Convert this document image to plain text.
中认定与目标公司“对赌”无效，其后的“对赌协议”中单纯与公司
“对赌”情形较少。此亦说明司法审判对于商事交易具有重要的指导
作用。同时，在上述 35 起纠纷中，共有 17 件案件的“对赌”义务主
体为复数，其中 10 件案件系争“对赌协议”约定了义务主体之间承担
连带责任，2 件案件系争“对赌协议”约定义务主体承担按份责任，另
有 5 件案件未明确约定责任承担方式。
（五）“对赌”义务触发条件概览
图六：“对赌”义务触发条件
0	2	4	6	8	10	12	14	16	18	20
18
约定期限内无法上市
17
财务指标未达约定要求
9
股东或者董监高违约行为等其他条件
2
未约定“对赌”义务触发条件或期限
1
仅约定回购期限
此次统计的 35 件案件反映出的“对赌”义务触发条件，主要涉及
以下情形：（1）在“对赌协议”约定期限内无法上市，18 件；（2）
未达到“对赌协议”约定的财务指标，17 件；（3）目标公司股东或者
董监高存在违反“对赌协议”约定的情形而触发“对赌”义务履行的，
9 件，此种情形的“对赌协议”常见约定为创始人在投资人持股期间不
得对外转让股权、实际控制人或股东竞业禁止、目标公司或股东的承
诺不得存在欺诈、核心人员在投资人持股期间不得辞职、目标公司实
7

········

Please reproduce every line of the material word for word.

THE OUTPUT
Convert this document image to plain text.
中认定与目标公司“对赌”无效，其后的“对赌协议”中单纯与公司
“对赌”情形较少。此亦说明司法审判对于商事交易具有重要的指导
作用。同时，在上述 35 起纠纷中，共有 17 件案件的“对赌”义务主
体为复数，其中 10 件案件系争“对赌协议”约定了义务主体之间承担
连带责任，2 件案件系争“对赌协议”约定义务主体承担按份责任，另
有 5 件案件未明确约定责任承担方式。
（五）“对赌”义务触发条件概览
图六：“对赌”义务触发条件
0	2	4	6	8	10	12	14	16	18	20
18
约定期限内无法上市
17
财务指标未达约定要求
9
股东或者董监高违约行为等其他条件
2
未约定“对赌”义务触发条件或期限
1
仅约定回购期限
此次统计的 35 件案件反映出的“对赌”义务触发条件，主要涉及
以下情形：（1）在“对赌协议”约定期限内无法上市，18 件；（2）
未达到“对赌协议”约定的财务指标，17 件；（3）目标公司股东或者
董监高存在违反“对赌协议”约定的情形而触发“对赌”义务履行的，
9 件，此种情形的“对赌协议”常见约定为创始人在投资人持股期间不
得对外转让股权、实际控制人或股东竞业禁止、目标公司或股东的承
诺不得存在欺诈、核心人员在投资人持股期间不得辞职、目标公司实
7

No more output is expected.